_DOCUMENT TEXT_
The IAL currently hands out four awards to recognise significant contributions made to lichenology:

The Acharius Medal is awarded to distinguished lichenologists in recognition of their lifetime achievements. Recipients have included David Hawksworth (2002), Nina Golubkova (2000), Vernon Ahmadjian (1996), Irwin Brodo (1994), William Culberson (1992), Aino Henssen (1992), Hildur Krog (1992) and Hans Trass (1992).

The Mason Hale Award is granted in recognition of excellence in research by young lichenologists, such as doctoral dissertations.

The Margalith Galun Award is presented for outstanding student contributions to an IAL meeting.

The Sylvia Sharnoff Education Award is given to an outstanding web page devoted to lichens.

===Committees and definitions===

The IAL developed committees as part of its effort to give the young association a more active role in shaping the field rather than merely reporting on it. Around the time of the general meeting held in connection with the Second International Mycological Congress in Tampa, the president appointed both a Lichen Terminology Committee and a Lichen Conservation Committee. Their creation reflected changes already under way within lichenology, which was no longer confined mainly to taxonomy but had become increasingly engaged with ecology, symbiosis, physiology and broader biological questions. In that setting, the association began to treat matters of language, concepts and preservation as subjects that deserved collective discussion rather than being left entirely to individual workers.

The Lichen Terminology Committee, chaired by Ahmadjian, later presented a definition developed from votes by IAL members: "A lichen is an association of a fungus and a photosynthetic symbiont resulting in a stable thallus of specific structure". Ingvar Kärnefelt and Arne Thell describe this formulation as an advance on earlier attempts, because it tied the partnership not only to symbiosis but also to the formation of a distinctive and persistent thallus. The committee's work showed that IAL was beginning to serve as a forum for professional consensus on foundational questions in lichenology. The Lichen Conservation Committee represented a parallel concern with the future of lichens in nature, giving the association a more explicit role in discussions about the protection of species and habitats. The International Committee for Conservation of Lichens was established during the second IAL symposium (Båstad, Sweden) in 1992, and in 1994 became a specialist group under the umbrella of the Species Survival Commission (SSC) at the International Union for Conservation of Nature.

_WORK ORDER_
In the text about the IAL, rewrite the paragraph beginning "The Lichen Terminology Committee, chaired by Ahmadjian" as a bulleted list that keeps its main facts.

_EXERCISE DATA_
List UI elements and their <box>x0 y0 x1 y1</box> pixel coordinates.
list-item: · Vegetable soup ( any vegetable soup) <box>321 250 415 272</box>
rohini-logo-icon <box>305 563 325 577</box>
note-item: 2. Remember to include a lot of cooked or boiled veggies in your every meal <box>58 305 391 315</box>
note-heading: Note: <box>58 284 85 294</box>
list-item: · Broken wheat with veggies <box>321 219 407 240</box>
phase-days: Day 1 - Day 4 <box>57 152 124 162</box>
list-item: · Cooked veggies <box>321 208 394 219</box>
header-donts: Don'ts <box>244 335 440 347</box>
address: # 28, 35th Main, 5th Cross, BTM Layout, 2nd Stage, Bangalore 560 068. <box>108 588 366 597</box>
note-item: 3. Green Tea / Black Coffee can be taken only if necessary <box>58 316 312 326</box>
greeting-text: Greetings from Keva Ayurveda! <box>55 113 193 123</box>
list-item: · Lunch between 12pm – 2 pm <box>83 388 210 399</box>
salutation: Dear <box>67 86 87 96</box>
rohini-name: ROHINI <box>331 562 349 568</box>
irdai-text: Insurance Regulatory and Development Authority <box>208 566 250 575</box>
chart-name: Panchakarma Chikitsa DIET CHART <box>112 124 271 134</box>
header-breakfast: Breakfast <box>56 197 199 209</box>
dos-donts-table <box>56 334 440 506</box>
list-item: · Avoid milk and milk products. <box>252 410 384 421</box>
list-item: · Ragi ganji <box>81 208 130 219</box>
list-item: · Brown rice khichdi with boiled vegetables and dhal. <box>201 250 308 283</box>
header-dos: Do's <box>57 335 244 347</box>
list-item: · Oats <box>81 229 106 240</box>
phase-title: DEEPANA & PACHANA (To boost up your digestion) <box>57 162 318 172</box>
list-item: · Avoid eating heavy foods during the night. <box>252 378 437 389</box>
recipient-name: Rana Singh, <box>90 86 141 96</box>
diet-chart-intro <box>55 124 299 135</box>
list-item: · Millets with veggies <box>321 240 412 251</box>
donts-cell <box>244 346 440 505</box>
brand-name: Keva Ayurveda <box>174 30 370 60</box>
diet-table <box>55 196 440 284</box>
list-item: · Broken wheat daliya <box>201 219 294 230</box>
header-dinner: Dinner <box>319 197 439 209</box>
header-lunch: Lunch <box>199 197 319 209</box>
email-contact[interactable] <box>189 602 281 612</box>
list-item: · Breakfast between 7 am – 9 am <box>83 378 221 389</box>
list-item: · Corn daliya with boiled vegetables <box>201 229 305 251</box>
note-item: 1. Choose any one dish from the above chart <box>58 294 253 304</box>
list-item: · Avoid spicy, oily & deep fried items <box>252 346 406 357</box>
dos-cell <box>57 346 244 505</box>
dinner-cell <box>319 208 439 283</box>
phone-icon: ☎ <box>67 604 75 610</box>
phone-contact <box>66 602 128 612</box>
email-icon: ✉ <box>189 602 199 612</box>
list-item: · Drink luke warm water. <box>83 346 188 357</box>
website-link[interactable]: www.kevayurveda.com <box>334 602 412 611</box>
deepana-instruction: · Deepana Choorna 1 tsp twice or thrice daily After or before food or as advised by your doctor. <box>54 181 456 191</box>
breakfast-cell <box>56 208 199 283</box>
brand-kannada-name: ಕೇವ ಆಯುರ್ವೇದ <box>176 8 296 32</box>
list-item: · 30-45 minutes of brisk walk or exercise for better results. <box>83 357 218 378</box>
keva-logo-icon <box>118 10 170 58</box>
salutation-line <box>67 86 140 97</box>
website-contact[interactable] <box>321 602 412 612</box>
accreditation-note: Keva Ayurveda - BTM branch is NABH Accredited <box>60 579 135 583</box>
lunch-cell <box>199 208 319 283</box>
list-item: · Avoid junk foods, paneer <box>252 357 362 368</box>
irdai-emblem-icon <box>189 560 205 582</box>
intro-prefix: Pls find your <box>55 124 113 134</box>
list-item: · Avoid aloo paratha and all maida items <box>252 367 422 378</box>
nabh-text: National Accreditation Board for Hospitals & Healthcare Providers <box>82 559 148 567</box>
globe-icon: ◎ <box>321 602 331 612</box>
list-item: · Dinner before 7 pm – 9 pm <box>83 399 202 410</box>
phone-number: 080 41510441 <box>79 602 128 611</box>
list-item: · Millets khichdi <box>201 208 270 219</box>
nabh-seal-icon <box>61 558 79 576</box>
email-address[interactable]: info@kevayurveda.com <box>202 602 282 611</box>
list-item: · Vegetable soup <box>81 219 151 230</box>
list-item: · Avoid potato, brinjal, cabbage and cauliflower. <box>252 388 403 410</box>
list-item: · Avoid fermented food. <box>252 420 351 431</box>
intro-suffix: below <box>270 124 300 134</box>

_PROBLEM SOLUTION_
- The Lichen Terminology Committee, chaired by Ahmadjian, presented a definition based on votes by IAL members: "A lichen is an association of a fungus and a photosynthetic symbiont resulting in a stable thallus of specific structure".
- Ingvar Kärnefelt and Arne Thell call this an advance on earlier attempts. It ties the partnership both to symbiosis and to the formation of a distinctive, persistent thallus.
- The committee's work showed the IAL becoming a forum for professional consensus on basic questions in lichenology.
- The Lichen Conservation Committee reflected a parallel concern for lichens in nature. It gave the association a clearer role in talks about protecting species and habitats.
- The International Committee for Conservation of Lichens was set up during the second IAL symposium in Båstad, Sweden, in 1992.
- In 1994 it became a specialist group under the Species Survival Commission (SSC) of the International Union for Conservation of Nature.